(Data items)
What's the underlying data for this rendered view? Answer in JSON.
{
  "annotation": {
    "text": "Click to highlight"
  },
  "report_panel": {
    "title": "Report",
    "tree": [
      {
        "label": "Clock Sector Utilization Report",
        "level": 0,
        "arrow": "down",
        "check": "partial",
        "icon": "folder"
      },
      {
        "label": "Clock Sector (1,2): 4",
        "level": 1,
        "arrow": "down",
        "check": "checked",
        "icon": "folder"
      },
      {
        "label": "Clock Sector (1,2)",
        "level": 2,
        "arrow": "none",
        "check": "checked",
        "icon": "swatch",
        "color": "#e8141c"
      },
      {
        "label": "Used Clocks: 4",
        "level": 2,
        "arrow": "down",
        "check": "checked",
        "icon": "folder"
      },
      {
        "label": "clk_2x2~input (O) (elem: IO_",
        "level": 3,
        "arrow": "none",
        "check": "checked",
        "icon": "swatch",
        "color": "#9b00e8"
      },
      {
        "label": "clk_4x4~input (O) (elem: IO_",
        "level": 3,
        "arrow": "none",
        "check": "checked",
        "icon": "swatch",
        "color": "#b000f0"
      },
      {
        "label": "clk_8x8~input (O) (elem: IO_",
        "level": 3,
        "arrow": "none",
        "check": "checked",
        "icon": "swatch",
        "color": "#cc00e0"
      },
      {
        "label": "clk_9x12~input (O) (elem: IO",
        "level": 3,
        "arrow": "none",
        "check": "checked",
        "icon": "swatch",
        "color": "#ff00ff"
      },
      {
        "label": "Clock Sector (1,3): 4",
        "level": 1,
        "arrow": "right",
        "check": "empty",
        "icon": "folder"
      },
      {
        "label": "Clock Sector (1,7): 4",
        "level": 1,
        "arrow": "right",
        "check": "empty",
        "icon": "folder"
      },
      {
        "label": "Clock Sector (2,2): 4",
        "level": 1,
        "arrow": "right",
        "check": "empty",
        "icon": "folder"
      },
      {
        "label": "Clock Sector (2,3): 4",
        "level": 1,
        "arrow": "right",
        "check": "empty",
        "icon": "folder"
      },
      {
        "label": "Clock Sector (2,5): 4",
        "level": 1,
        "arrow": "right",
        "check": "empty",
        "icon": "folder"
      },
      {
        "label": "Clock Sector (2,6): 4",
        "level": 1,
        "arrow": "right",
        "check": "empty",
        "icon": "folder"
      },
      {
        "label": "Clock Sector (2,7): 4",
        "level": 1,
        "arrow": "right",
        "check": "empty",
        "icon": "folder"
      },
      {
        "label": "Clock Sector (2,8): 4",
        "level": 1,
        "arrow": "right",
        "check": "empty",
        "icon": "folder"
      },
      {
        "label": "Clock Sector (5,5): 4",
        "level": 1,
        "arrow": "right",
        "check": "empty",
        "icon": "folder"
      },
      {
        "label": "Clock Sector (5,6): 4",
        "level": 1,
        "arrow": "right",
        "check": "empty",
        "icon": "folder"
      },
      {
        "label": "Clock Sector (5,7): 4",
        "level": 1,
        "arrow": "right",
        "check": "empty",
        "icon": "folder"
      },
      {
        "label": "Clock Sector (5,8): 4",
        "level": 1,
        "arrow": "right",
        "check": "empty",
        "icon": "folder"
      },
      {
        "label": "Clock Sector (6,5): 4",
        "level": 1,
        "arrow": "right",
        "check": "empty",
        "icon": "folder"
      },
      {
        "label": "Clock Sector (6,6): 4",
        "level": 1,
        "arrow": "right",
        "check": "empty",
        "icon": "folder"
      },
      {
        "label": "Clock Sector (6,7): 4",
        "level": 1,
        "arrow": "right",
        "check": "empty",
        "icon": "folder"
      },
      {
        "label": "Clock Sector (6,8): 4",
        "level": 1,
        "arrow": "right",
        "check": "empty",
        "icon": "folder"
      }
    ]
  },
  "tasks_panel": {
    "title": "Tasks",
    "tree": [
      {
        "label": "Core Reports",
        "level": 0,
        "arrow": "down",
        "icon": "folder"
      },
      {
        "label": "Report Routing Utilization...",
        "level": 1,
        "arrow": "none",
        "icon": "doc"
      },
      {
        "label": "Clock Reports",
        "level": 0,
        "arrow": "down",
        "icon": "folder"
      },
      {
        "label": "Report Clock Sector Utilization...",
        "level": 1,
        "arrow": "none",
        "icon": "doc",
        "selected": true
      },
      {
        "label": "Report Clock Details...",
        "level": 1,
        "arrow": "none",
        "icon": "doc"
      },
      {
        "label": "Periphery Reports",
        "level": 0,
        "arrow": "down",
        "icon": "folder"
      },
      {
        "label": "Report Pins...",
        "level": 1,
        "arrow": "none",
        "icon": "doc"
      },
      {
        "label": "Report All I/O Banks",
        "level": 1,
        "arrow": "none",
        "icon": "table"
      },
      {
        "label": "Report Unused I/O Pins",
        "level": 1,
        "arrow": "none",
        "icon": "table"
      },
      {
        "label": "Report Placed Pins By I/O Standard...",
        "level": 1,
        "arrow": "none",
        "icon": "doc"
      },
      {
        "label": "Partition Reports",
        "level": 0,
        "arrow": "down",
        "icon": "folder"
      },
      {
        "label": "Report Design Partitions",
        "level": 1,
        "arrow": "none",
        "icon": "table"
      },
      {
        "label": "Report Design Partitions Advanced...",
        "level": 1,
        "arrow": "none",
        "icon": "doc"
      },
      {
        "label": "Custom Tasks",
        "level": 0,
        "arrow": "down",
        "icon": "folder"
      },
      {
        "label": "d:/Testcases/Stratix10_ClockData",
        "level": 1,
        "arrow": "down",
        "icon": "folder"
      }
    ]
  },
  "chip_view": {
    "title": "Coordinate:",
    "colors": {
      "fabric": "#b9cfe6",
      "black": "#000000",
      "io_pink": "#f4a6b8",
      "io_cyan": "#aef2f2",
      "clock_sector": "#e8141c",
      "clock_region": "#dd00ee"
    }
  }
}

* WHAT NEEDS TO BE DONE *
From the data, list each line in which the string "Utilization" appears.

* WRITTEN SOLUTION *
        "label": "Clock Sector Utilization Report",
        "label": "Report Routing Utilization...",
        "label": "Report Clock Sector Utilization...",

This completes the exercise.